### Texto proporcionado
┌──

Así, las conquistas de los romanos legaron la preciosa pax
romana a los pueblos mediterráneos. Las tendencias expansivas
de los reyes franceses crearon una Francia pacíficamente
unida y próspera. Aunque parezca paradójico, es preciso
reconocer la anhelada paz "eterna", ya que es capaz de
crear unidades tan grandes que una fuerte potencia alojada en su
seno haría imposibles nuevas guerra. Pero en realidad la
guerra no sirve para este fin, pues los éxitos de la conquista
no suelen ser duraderos; las nuevas unidades generalmente vuelven
a desmembrarse a causa de la escasa coherencia entre las partes
unidas por la fuerza. Además, hasta ahora la conquista sólo
pudo crear uniones incompletas, aunque amplias, cuyos conflictos
interiores favorecieron aún más las decisiones violentas.
Así todo los esfuerzos bélicos sólo llevaron
a que la Humanidad trocara numerosas y aun continuadas guerras pequeñas
por conflagraciones menos frecuentes, pero tanto más devastadoras.
Aplicando mis reflexiones a las circunstancias actuales, llego al
mismo resultado que usted alcanzó por una vía más
corta. Sólo es posible impedir con seguridad las guerras si los hombres se ponen de acuerdo
en establecer un poder central, al cual se le conferiría
la solución de todos los conflictos de intereses. Esta formulación
involucra, sin duda, dos condiciones: la de que sea creada semejante
instancia superior, y la de que se le confiera un poderío
suficiente. Cualquiera de las dos, por sí sola, no bastaría.
Ahora bien: la Liga de las Naciones fue proyectada como una instancia
de esta especie, pero no se realizó la segunda condición:
no posee poderío autónomo, y únicamente lo
obtendría si los miembros de la nueva unidad, los distinto
Estados, se le confiriesen. No hay duda que actualmente son muy
escasas las probabilidades de que tal cosa suceda.
Con todo, se juzgaría mal a la institución de la Liga
de las Naciones si no se reconociera que nos encontramos ante un ensayo pocas veces
emprendido en la Historia de la Humanidad y quizá jamás
intentado en semejante escala. Se trata de una tentativa para ganar,
mediante la invocación de ciertas posiciones ideales, la
autoridad es decir, el poder de influir perentoriamente que en general
se desprende del poderío. Hemos visto que una comunidad humana
se mantiene unida merced a dos factores: el imperio de la violencia
y los lazos afectivos técnicamente los llamados "identificaciones"
que liga a sus miembros. Desapareciendo uno de aquéllos,
el otro podrá posiblemente mantener unida a la comunidad.
Desde luego, las mencionadas ideas sólo poseen trascendencia
si expresan importantes intereses comunes a todos los individuos.

└──

### Qué hacer
1. Contesta estas preguntas con datos del texto sobre la guerra y la paz:
(a) ¿Qué legaron las conquistas de los romanos a los pueblos mediterráneos?
(b) ¿Cuál de las dos condiciones no se cumplió en la Liga de las Naciones?
(c) ¿Qué dos factores mantienen unida a una comunidad humana?
2. Copia al pie de la letra el pasaje del texto sobre la guerra y la paz que va desde "Ahora bien: la" hasta "tal cosa suceda.", ambos incluidos.
Responde solo con lo que dice el texto.

### Filas extraídas
┌──

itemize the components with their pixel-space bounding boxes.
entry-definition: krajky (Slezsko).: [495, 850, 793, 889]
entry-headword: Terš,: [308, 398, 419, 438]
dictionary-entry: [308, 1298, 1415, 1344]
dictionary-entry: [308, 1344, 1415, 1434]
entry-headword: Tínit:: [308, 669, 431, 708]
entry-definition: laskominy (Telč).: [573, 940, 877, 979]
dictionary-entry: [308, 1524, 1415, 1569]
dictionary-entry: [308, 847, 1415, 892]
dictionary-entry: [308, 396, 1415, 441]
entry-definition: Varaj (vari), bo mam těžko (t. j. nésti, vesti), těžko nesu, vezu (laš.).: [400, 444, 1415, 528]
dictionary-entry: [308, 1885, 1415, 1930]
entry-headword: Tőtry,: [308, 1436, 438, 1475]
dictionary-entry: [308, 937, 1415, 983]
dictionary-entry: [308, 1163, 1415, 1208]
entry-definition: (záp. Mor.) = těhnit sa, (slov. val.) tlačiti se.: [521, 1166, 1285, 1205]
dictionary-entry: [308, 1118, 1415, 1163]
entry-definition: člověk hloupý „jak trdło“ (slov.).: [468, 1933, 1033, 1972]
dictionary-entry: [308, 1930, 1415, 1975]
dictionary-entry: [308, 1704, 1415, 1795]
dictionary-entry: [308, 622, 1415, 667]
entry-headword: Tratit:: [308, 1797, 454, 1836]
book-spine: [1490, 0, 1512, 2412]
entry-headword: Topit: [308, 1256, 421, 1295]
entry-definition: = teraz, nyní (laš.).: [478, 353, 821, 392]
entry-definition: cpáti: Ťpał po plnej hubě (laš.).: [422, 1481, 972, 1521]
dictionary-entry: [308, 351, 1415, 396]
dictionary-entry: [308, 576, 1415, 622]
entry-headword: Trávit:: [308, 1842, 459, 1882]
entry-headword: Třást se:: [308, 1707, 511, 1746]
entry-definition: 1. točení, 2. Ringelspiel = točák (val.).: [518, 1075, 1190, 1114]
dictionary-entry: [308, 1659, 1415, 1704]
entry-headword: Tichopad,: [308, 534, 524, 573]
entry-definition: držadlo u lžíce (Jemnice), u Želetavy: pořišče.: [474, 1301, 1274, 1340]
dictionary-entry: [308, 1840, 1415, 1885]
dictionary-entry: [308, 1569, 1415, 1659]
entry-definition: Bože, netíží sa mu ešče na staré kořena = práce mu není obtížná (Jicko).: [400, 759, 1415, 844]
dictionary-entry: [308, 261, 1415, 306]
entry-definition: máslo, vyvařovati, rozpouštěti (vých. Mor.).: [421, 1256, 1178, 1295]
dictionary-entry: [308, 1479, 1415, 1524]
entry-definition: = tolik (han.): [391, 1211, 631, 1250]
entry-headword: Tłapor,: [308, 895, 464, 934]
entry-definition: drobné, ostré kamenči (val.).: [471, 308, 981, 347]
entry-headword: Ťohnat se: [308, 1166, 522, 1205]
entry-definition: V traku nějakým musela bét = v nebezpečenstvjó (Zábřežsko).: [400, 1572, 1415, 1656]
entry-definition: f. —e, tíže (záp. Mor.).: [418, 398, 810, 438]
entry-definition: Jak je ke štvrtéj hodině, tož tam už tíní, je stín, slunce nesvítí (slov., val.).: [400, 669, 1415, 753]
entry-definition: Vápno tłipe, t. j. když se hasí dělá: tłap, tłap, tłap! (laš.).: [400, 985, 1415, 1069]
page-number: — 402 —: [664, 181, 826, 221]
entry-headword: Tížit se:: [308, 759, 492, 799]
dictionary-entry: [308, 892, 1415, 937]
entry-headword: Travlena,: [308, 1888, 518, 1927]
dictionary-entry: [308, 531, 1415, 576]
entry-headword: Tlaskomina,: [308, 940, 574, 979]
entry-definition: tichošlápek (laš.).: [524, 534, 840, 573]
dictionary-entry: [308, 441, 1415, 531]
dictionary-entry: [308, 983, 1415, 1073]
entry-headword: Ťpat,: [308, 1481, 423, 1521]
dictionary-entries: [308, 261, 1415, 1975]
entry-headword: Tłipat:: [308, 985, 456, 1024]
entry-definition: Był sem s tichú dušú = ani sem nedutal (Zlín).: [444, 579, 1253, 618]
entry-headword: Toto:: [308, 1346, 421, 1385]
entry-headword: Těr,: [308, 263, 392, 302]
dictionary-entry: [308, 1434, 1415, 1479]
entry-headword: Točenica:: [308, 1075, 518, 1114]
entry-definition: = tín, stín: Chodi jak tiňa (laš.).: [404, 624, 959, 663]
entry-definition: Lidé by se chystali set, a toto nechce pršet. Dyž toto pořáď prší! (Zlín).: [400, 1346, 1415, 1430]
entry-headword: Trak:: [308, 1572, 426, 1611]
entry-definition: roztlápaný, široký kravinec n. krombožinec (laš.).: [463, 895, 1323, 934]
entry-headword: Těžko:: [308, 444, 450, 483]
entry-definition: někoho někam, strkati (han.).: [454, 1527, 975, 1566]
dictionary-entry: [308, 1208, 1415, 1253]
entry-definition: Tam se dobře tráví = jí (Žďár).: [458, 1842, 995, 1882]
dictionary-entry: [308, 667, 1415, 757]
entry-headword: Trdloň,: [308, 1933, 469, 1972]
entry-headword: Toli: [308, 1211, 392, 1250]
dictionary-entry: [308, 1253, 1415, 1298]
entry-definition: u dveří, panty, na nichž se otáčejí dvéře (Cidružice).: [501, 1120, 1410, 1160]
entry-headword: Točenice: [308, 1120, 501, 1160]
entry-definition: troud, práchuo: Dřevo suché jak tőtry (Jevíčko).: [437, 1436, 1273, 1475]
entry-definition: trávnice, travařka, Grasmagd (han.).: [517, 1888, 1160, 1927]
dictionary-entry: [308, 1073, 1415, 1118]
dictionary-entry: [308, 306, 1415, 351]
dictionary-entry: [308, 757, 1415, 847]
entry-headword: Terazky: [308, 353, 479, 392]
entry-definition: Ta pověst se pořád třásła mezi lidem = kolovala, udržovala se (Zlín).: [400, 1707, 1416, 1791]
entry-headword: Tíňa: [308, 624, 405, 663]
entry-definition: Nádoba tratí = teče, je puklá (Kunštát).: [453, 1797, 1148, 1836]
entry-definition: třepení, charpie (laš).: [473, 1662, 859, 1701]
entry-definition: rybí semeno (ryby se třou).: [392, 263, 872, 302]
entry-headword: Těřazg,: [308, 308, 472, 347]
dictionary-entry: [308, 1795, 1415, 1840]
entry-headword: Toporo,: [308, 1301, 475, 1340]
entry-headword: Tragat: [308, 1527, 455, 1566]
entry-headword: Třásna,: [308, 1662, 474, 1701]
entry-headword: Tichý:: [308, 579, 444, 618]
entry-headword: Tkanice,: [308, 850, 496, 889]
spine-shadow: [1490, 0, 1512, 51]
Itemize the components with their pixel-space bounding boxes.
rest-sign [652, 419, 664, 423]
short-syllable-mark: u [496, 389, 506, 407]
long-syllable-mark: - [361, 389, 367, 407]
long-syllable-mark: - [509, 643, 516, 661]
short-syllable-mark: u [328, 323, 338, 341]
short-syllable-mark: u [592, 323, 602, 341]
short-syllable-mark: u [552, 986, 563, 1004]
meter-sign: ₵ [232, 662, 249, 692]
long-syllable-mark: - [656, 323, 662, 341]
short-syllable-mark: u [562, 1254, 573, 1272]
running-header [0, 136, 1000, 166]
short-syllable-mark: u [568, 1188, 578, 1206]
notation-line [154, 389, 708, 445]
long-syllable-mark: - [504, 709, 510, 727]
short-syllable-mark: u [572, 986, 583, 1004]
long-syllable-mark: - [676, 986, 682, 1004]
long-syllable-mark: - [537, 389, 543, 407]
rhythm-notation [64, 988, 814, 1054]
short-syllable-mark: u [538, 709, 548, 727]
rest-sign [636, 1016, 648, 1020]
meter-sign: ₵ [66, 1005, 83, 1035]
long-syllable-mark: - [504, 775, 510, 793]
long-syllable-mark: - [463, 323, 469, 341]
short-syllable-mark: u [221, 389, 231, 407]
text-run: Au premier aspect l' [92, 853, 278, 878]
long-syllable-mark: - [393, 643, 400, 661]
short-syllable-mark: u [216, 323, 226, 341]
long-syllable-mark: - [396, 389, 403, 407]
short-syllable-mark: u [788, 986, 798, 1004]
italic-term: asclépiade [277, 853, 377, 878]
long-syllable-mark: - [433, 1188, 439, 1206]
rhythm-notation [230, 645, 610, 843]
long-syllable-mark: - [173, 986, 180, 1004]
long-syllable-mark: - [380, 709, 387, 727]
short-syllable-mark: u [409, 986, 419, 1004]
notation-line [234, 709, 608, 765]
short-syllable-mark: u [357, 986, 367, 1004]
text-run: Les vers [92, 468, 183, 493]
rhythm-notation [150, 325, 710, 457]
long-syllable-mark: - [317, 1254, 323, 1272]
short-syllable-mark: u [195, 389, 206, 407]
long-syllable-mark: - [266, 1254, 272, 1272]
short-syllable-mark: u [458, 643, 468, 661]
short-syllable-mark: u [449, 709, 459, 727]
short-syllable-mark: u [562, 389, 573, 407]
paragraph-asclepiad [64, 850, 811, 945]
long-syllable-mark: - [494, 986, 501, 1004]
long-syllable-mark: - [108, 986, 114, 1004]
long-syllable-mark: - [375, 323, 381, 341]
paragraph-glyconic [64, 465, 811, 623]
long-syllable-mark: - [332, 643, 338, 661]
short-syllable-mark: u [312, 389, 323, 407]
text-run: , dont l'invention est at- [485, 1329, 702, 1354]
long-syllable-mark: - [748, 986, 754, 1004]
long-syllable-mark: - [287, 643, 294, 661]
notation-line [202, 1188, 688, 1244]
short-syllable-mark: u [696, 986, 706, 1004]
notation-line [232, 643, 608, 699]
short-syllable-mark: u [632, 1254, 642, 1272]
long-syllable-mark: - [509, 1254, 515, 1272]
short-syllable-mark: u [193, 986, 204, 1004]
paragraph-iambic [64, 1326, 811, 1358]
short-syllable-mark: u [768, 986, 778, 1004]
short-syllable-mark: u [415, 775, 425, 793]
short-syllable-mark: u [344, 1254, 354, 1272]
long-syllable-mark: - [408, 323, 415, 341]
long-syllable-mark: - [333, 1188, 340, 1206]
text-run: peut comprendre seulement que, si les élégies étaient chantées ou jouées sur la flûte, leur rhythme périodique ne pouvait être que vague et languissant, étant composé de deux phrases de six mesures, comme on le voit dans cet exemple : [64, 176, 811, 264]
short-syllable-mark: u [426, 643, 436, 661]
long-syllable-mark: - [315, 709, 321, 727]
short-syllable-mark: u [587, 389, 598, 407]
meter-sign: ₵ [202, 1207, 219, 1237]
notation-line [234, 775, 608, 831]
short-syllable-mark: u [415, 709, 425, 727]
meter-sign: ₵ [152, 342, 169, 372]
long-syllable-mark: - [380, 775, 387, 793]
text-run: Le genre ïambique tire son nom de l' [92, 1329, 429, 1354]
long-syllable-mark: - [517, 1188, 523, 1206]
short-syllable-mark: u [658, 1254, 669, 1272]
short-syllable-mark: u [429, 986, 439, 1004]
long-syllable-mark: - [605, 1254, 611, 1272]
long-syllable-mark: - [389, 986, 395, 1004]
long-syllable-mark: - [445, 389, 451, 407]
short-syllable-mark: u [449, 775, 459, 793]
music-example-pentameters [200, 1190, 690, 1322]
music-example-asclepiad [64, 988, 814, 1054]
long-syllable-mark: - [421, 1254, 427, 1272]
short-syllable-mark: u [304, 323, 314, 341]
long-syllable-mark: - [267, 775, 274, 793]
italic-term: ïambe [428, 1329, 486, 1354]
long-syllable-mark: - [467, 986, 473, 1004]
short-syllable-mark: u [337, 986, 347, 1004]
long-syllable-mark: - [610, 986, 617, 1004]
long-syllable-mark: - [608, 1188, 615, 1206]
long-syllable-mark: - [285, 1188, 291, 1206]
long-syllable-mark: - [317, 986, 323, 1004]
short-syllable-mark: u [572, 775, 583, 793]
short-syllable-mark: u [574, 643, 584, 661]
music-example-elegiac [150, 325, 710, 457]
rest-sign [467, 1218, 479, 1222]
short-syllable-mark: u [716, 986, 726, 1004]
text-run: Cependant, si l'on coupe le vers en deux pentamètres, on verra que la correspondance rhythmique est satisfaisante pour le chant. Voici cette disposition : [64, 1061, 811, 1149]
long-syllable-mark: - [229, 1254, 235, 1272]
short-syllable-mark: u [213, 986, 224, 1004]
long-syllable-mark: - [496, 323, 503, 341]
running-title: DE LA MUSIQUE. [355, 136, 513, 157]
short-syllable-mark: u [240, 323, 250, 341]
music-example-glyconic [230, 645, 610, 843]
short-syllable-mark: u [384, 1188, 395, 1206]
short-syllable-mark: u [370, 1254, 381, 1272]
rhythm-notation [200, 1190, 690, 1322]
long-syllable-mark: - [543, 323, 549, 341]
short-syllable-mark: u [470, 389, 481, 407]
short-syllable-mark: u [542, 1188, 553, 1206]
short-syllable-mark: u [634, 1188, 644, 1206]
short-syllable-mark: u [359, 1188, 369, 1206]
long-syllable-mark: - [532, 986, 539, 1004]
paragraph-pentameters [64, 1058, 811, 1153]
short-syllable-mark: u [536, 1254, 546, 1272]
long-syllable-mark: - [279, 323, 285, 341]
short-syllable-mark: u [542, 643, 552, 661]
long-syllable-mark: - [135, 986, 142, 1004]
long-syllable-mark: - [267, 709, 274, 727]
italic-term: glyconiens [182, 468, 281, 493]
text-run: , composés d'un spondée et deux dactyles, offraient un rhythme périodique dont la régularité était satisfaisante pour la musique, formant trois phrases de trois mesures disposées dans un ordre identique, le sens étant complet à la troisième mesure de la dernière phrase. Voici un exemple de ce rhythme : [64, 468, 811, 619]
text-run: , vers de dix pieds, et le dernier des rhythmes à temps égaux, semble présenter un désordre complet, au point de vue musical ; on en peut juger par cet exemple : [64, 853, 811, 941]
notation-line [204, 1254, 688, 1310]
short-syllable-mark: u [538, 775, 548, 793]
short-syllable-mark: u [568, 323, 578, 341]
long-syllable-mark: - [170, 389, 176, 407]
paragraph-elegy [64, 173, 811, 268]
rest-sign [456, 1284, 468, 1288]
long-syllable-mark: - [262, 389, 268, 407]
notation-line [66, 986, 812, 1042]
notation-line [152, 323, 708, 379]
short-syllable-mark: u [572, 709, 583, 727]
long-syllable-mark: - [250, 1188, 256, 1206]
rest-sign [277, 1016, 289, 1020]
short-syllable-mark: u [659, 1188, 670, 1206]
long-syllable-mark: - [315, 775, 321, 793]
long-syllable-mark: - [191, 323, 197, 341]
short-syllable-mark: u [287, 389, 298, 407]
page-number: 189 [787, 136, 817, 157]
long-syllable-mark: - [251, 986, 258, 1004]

└──

### Respuestas por tarea
1.
(a) La preciosa pax romana.
(b) La segunda: que se le confiera un poderío suficiente, ya que no posee poderío autónomo.
(c) El imperio de la violencia y los lazos afectivos, los llamados "identificaciones", que ligan a sus miembros.

2.
Ahora bien: la Liga de las Naciones fue proyectada como una instancia
de esta especie, pero no se realizó la segunda condición:
no posee poderío autónomo, y únicamente lo
obtendría si los miembros de la nueva unidad, los distinto
Estados, se le confiriesen. No hay duda que actualmente son muy
escasas las probabilidades de que tal cosa suceda.